YOUR OBJECTIVE: Copy each line of the records that contains the word "bags".

GIVEN INFORMATION:
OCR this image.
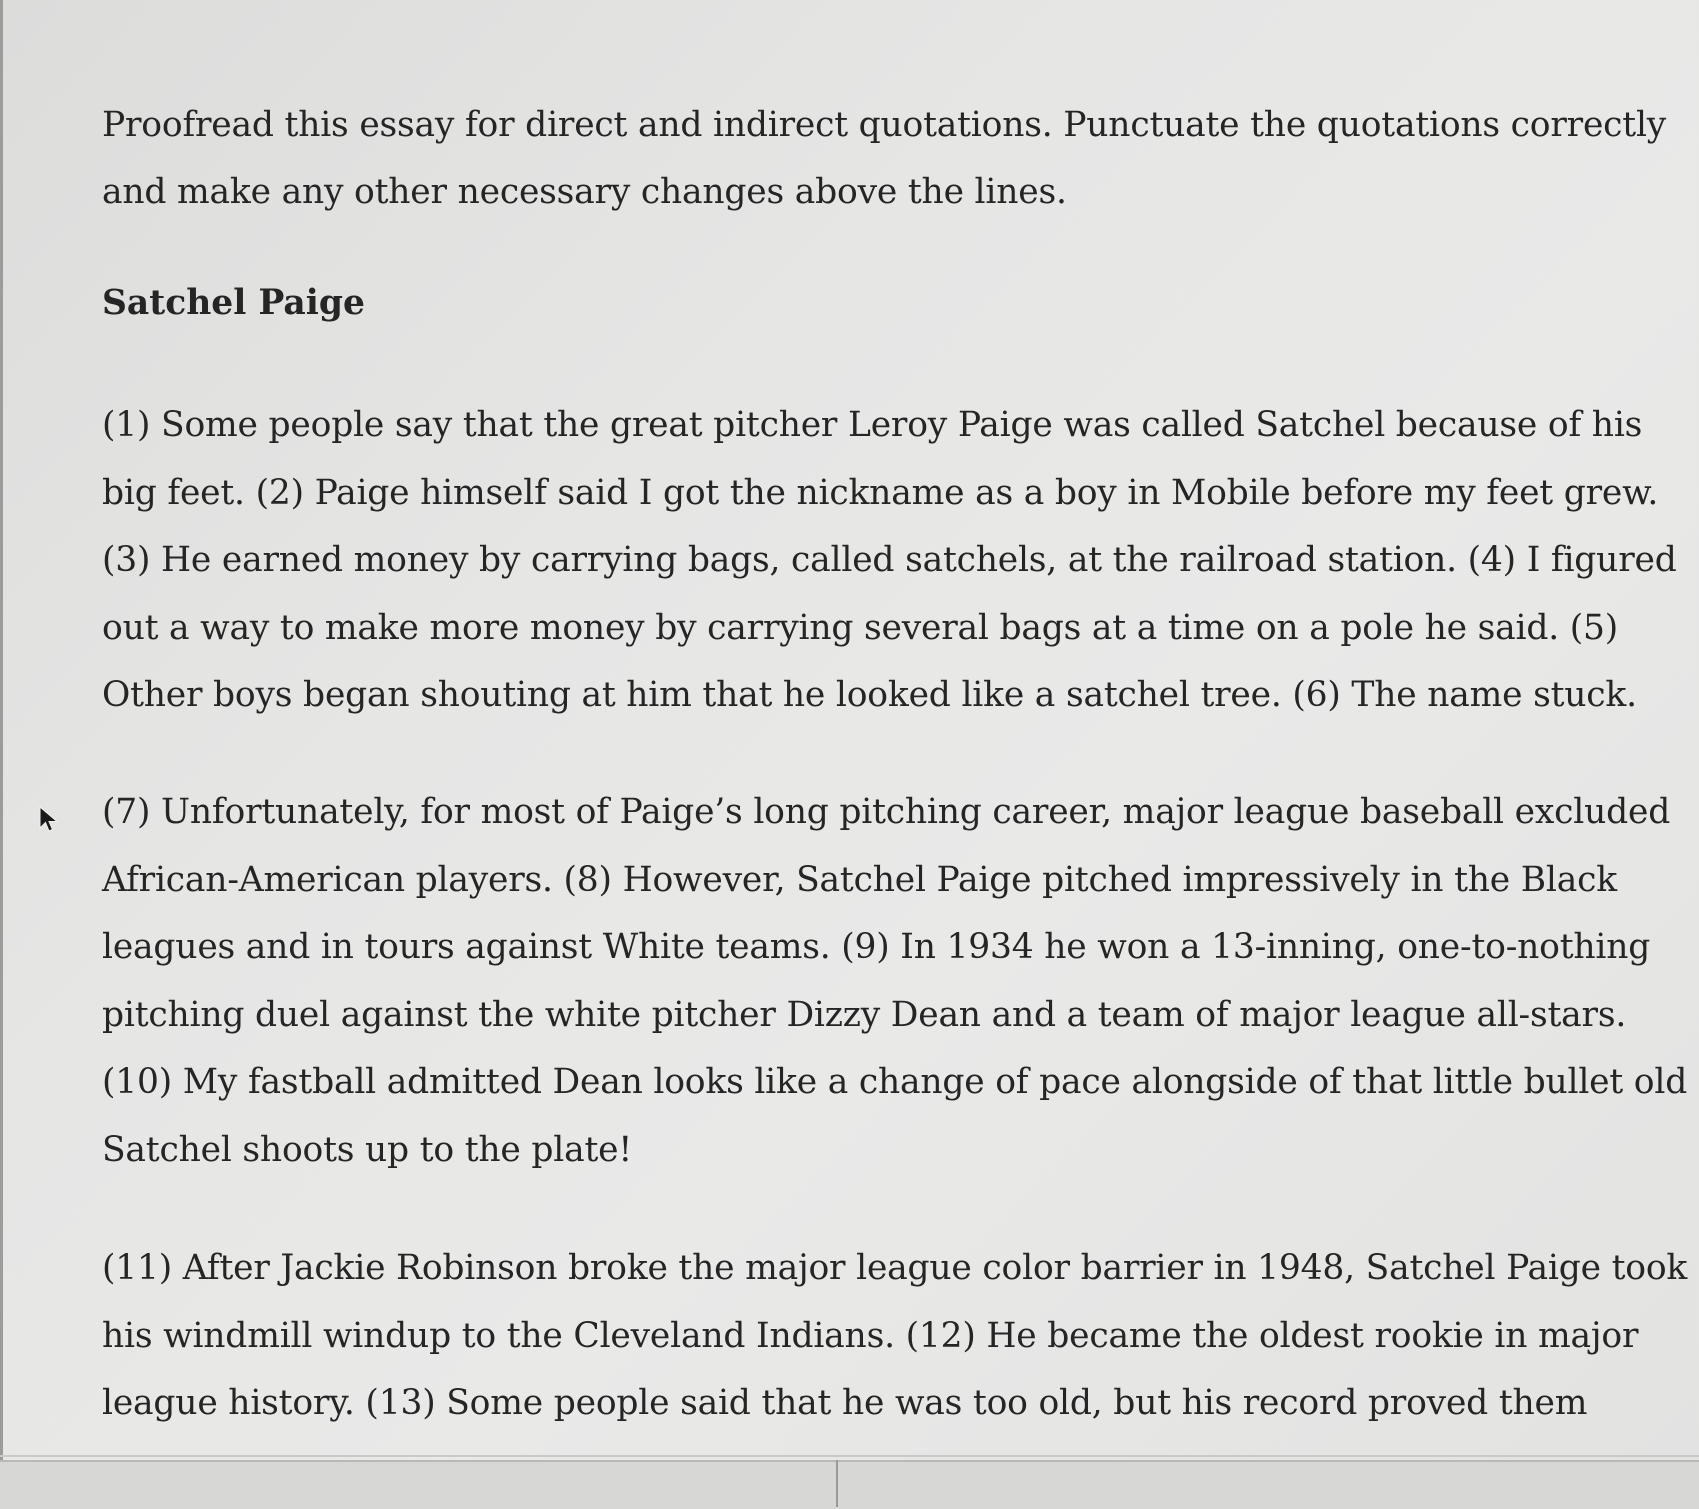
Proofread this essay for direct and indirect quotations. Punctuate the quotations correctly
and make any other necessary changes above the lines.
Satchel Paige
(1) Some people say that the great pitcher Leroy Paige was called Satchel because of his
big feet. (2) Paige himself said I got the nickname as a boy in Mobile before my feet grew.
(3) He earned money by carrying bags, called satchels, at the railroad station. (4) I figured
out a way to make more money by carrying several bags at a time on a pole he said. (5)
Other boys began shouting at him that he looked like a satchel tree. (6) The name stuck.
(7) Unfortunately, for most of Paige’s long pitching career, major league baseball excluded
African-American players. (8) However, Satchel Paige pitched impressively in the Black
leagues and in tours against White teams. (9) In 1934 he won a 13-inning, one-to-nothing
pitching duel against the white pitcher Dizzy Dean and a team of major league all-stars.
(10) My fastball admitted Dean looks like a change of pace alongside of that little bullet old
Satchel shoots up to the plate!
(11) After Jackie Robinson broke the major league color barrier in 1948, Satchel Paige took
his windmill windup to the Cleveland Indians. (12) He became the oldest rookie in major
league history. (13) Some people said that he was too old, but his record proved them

RESPONSE TO THE EXERCISE:
(3) He earned money by carrying bags, called satchels, at the railroad station. (4) I figured
out a way to make more money by carrying several bags at a time on a pole he said. (5)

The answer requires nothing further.